Compute how many lines in the entries below contain "text", and output nothing but the number.

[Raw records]
--

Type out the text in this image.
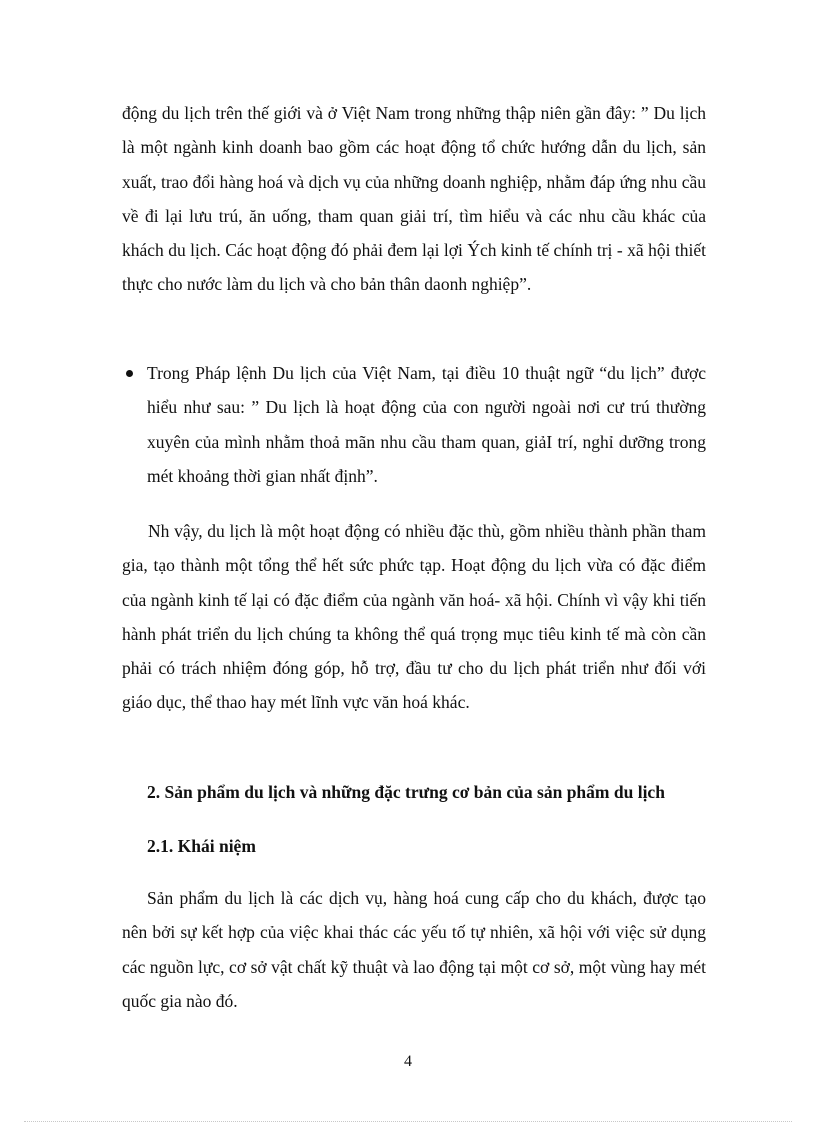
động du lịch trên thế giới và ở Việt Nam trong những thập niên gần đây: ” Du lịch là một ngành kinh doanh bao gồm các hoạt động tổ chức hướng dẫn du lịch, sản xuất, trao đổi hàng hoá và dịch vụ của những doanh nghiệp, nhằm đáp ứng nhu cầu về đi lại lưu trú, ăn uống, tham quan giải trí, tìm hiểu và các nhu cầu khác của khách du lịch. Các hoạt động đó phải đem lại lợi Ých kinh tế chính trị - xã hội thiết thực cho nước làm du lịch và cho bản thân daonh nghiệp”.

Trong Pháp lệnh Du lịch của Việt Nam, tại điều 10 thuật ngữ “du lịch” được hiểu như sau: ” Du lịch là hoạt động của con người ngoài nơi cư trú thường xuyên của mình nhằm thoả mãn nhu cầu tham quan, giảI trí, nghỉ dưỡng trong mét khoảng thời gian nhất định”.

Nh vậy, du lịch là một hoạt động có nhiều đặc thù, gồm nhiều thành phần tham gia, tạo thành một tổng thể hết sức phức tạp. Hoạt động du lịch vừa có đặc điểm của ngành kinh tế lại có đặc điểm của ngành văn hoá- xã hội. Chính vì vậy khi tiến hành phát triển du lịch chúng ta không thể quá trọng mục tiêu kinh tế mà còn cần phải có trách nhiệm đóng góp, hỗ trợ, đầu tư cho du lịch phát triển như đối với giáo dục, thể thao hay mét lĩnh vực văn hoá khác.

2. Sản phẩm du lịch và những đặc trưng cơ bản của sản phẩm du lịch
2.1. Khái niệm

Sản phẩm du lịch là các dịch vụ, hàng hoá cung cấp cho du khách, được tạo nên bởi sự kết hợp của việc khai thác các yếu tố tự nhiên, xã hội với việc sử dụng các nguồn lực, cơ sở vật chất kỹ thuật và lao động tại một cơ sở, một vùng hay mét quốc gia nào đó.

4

--

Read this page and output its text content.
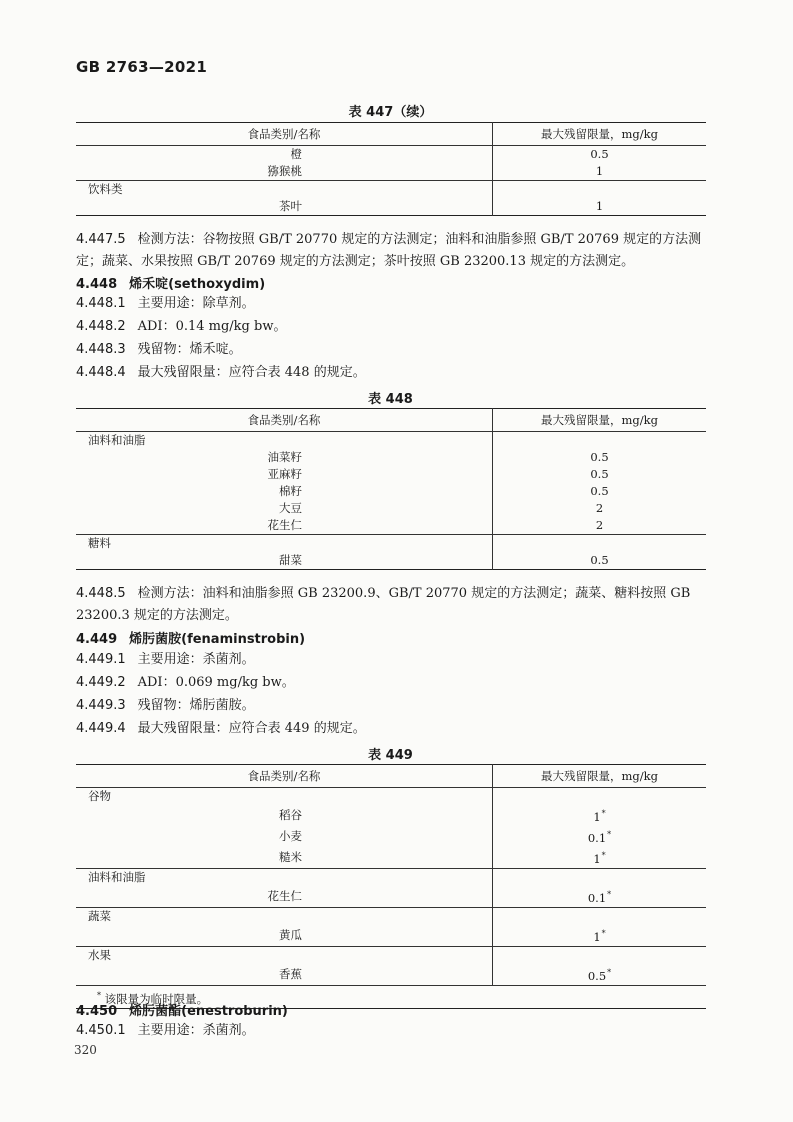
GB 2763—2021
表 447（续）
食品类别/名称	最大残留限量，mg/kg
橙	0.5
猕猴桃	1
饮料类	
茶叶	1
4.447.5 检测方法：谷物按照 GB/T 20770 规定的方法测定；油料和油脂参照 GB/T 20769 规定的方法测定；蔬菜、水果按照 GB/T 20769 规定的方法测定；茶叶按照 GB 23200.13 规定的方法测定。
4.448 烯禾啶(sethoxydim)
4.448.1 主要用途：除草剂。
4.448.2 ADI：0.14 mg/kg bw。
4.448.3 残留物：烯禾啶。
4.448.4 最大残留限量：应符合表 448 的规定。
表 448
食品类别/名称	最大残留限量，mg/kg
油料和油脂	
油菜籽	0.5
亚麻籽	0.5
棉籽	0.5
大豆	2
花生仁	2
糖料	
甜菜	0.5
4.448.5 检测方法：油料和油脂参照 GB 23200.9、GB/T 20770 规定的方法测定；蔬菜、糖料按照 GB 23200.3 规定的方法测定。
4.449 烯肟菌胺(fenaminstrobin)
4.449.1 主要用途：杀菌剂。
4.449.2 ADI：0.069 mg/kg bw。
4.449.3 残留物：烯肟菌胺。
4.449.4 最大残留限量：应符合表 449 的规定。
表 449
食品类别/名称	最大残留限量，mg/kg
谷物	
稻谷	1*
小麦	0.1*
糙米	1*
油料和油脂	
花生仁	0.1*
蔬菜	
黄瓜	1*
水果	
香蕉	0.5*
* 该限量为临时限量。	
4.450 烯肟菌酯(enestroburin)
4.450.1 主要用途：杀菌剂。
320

--

■ Response ■
2